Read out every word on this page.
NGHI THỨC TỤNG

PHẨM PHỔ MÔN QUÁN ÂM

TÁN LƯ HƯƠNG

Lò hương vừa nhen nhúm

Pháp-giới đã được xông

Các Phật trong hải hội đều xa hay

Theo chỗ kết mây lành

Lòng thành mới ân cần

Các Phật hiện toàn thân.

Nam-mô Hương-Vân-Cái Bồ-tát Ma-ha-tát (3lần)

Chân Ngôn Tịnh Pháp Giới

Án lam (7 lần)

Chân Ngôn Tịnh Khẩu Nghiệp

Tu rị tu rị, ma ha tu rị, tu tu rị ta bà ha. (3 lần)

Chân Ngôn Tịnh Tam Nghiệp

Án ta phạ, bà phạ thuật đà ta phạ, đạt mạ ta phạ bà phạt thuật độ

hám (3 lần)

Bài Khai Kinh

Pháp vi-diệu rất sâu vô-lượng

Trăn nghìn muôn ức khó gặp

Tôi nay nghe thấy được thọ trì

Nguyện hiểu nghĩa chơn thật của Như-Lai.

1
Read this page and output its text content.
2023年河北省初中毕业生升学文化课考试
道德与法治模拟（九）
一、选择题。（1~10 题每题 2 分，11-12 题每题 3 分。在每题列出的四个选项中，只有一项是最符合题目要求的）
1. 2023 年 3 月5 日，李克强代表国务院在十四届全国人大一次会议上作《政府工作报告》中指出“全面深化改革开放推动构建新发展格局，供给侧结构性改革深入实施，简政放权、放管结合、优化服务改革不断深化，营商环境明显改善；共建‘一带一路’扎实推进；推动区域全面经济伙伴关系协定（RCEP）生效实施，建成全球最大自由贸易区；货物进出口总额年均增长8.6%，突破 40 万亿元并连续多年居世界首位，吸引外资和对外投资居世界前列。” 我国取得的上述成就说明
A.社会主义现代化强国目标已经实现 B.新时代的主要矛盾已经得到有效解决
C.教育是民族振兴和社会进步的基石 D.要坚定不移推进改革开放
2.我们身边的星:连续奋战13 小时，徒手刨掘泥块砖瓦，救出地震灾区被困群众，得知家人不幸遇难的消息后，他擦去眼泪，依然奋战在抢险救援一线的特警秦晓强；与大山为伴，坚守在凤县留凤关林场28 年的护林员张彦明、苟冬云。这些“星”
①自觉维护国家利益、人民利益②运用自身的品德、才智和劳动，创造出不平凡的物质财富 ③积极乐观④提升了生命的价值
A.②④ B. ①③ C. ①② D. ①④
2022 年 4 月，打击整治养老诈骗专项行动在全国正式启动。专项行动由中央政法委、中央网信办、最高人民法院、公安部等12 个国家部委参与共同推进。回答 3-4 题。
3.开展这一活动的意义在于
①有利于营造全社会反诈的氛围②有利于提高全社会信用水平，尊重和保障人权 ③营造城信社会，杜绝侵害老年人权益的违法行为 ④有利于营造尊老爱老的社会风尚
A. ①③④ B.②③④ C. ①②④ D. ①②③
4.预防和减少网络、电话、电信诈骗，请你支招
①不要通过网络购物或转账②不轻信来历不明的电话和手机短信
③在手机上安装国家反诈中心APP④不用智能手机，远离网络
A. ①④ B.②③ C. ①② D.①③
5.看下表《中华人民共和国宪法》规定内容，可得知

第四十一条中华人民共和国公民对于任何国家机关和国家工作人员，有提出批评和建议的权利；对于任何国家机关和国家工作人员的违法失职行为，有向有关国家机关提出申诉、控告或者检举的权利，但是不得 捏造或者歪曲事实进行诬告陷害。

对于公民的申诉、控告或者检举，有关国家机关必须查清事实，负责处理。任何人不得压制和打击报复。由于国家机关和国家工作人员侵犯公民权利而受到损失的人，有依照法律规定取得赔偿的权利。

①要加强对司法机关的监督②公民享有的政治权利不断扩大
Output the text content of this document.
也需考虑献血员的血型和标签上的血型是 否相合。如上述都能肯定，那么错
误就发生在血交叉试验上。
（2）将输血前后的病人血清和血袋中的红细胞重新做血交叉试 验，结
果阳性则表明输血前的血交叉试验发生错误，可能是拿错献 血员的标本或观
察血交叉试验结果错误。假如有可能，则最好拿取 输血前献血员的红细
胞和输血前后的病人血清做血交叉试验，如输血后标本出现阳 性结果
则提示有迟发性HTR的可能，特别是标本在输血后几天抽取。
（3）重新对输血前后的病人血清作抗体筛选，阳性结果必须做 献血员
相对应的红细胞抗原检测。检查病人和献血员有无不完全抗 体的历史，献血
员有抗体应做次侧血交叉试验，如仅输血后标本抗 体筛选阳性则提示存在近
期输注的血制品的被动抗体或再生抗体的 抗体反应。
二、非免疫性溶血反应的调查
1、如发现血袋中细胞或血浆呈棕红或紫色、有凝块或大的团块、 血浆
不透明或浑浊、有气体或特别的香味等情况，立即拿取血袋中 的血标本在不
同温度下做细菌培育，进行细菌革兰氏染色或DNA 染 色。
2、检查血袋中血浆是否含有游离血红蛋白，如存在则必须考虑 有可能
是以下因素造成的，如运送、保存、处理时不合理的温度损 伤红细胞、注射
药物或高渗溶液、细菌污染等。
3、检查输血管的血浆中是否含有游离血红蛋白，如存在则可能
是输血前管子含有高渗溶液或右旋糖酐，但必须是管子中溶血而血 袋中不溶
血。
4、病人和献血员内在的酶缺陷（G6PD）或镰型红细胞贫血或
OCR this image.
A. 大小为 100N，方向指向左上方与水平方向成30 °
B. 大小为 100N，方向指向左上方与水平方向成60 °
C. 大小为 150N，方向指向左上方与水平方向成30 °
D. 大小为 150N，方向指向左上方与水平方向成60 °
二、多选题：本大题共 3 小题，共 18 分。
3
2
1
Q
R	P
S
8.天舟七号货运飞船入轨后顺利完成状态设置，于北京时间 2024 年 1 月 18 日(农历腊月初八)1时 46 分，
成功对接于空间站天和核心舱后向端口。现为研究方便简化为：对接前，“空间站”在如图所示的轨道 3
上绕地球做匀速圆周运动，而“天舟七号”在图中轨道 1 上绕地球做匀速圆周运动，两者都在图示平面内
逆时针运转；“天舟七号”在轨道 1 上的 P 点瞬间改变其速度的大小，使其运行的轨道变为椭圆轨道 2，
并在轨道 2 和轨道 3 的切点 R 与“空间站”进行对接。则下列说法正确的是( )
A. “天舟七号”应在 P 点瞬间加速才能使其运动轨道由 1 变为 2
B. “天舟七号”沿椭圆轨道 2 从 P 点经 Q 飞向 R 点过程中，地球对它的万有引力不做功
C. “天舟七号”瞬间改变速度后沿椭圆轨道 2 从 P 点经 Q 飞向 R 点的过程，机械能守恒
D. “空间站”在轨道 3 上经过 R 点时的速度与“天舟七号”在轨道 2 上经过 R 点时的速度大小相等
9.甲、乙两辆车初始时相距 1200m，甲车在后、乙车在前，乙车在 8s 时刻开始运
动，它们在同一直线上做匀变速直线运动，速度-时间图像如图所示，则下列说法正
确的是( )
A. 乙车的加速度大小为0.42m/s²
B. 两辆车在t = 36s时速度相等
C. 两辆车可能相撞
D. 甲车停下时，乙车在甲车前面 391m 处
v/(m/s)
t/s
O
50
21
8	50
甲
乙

» Exercise details: Write out the entries in full, exactly as given.

» Final answer:
Read out every word on this page.
NGHI THỨC TỤNG

PHẨM PHỔ MÔN QUÁN ÂM

TÁN LƯ HƯƠNG

Lò hương vừa nhen nhúm

Pháp-giới đã được xông

Các Phật trong hải hội đều xa hay

Theo chỗ kết mây lành

Lòng thành mới ân cần

Các Phật hiện toàn thân.

Nam-mô Hương-Vân-Cái Bồ-tát Ma-ha-tát (3lần)

Chân Ngôn Tịnh Pháp Giới

Án lam (7 lần)

Chân Ngôn Tịnh Khẩu Nghiệp

Tu rị tu rị, ma ha tu rị, tu tu rị ta bà ha. (3 lần)

Chân Ngôn Tịnh Tam Nghiệp

Án ta phạ, bà phạ thuật đà ta phạ, đạt mạ ta phạ bà phạt thuật độ

hám (3 lần)

Bài Khai Kinh

Pháp vi-diệu rất sâu vô-lượng

Trăn nghìn muôn ức khó gặp

Tôi nay nghe thấy được thọ trì

Nguyện hiểu nghĩa chơn thật của Như-Lai.

1
Read this page and output its text content.
2023年河北省初中毕业生升学文化课考试
道德与法治模拟（九）
一、选择题。（1~10 题每题 2 分，11-12 题每题 3 分。在每题列出的四个选项中，只有一项是最符合题目要求的）
1. 2023 年 3 月5 日，李克强代表国务院在十四届全国人大一次会议上作《政府工作报告》中指出“全面深化改革开放推动构建新发展格局，供给侧结构性改革深入实施，简政放权、放管结合、优化服务改革不断深化，营商环境明显改善；共建‘一带一路’扎实推进；推动区域全面经济伙伴关系协定（RCEP）生效实施，建成全球最大自由贸易区；货物进出口总额年均增长8.6%，突破 40 万亿元并连续多年居世界首位，吸引外资和对外投资居世界前列。” 我国取得的上述成就说明
A.社会主义现代化强国目标已经实现 B.新时代的主要矛盾已经得到有效解决
C.教育是民族振兴和社会进步的基石 D.要坚定不移推进改革开放
2.我们身边的星:连续奋战13 小时，徒手刨掘泥块砖瓦，救出地震灾区被困群众，得知家人不幸遇难的消息后，他擦去眼泪，依然奋战在抢险救援一线的特警秦晓强；与大山为伴，坚守在凤县留凤关林场28 年的护林员张彦明、苟冬云。这些“星”
①自觉维护国家利益、人民利益②运用自身的品德、才智和劳动，创造出不平凡的物质财富 ③积极乐观④提升了生命的价值
A.②④ B. ①③ C. ①② D. ①④
2022 年 4 月，打击整治养老诈骗专项行动在全国正式启动。专项行动由中央政法委、中央网信办、最高人民法院、公安部等12 个国家部委参与共同推进。回答 3-4 题。
3.开展这一活动的意义在于
①有利于营造全社会反诈的氛围②有利于提高全社会信用水平，尊重和保障人权 ③营造城信社会，杜绝侵害老年人权益的违法行为 ④有利于营造尊老爱老的社会风尚
A. ①③④ B.②③④ C. ①②④ D. ①②③
4.预防和减少网络、电话、电信诈骗，请你支招
①不要通过网络购物或转账②不轻信来历不明的电话和手机短信
③在手机上安装国家反诈中心APP④不用智能手机，远离网络
A. ①④ B.②③ C. ①② D.①③
5.看下表《中华人民共和国宪法》规定内容，可得知

第四十一条中华人民共和国公民对于任何国家机关和国家工作人员，有提出批评和建议的权利；对于任何国家机关和国家工作人员的违法失职行为，有向有关国家机关提出申诉、控告或者检举的权利，但是不得 捏造或者歪曲事实进行诬告陷害。

对于公民的申诉、控告或者检举，有关国家机关必须查清事实，负责处理。任何人不得压制和打击报复。由于国家机关和国家工作人员侵犯公民权利而受到损失的人，有依照法律规定取得赔偿的权利。

①要加强对司法机关的监督②公民享有的政治权利不断扩大
Output the text content of this document.
也需考虑献血员的血型和标签上的血型是 否相合。如上述都能肯定，那么错
误就发生在血交叉试验上。
（2）将输血前后的病人血清和血袋中的红细胞重新做血交叉试 验，结
果阳性则表明输血前的血交叉试验发生错误，可能是拿错献 血员的标本或观
察血交叉试验结果错误。假如有可能，则最好拿取 输血前献血员的红细
胞和输血前后的病人血清做血交叉试验，如输血后标本出现阳 性结果
则提示有迟发性HTR的可能，特别是标本在输血后几天抽取。
（3）重新对输血前后的病人血清作抗体筛选，阳性结果必须做 献血员
相对应的红细胞抗原检测。检查病人和献血员有无不完全抗 体的历史，献血
员有抗体应做次侧血交叉试验，如仅输血后标本抗 体筛选阳性则提示存在近
期输注的血制品的被动抗体或再生抗体的 抗体反应。
二、非免疫性溶血反应的调查
1、如发现血袋中细胞或血浆呈棕红或紫色、有凝块或大的团块、 血浆
不透明或浑浊、有气体或特别的香味等情况，立即拿取血袋中 的血标本在不
同温度下做细菌培育，进行细菌革兰氏染色或DNA 染 色。
2、检查血袋中血浆是否含有游离血红蛋白，如存在则必须考虑 有可能
是以下因素造成的，如运送、保存、处理时不合理的温度损 伤红细胞、注射
药物或高渗溶液、细菌污染等。
3、检查输血管的血浆中是否含有游离血红蛋白，如存在则可能
是输血前管子含有高渗溶液或右旋糖酐，但必须是管子中溶血而血 袋中不溶
血。
4、病人和献血员内在的酶缺陷（G6PD）或镰型红细胞贫血或
OCR this image.
A. 大小为 100N，方向指向左上方与水平方向成30 °
B. 大小为 100N，方向指向左上方与水平方向成60 °
C. 大小为 150N，方向指向左上方与水平方向成30 °
D. 大小为 150N，方向指向左上方与水平方向成60 °
二、多选题：本大题共 3 小题，共 18 分。
3
2
1
Q
R	P
S
8.天舟七号货运飞船入轨后顺利完成状态设置，于北京时间 2024 年 1 月 18 日(农历腊月初八)1时 46 分，
成功对接于空间站天和核心舱后向端口。现为研究方便简化为：对接前，“空间站”在如图所示的轨道 3
上绕地球做匀速圆周运动，而“天舟七号”在图中轨道 1 上绕地球做匀速圆周运动，两者都在图示平面内
逆时针运转；“天舟七号”在轨道 1 上的 P 点瞬间改变其速度的大小，使其运行的轨道变为椭圆轨道 2，
并在轨道 2 和轨道 3 的切点 R 与“空间站”进行对接。则下列说法正确的是( )
A. “天舟七号”应在 P 点瞬间加速才能使其运动轨道由 1 变为 2
B. “天舟七号”沿椭圆轨道 2 从 P 点经 Q 飞向 R 点过程中，地球对它的万有引力不做功
C. “天舟七号”瞬间改变速度后沿椭圆轨道 2 从 P 点经 Q 飞向 R 点的过程，机械能守恒
D. “空间站”在轨道 3 上经过 R 点时的速度与“天舟七号”在轨道 2 上经过 R 点时的速度大小相等
9.甲、乙两辆车初始时相距 1200m，甲车在后、乙车在前，乙车在 8s 时刻开始运
动，它们在同一直线上做匀变速直线运动，速度-时间图像如图所示，则下列说法正
确的是( )
A. 乙车的加速度大小为0.42m/s²
B. 两辆车在t = 36s时速度相等
C. 两辆车可能相撞
D. 甲车停下时，乙车在甲车前面 391m 处
v/(m/s)
t/s
O
50
21
8	50
甲
乙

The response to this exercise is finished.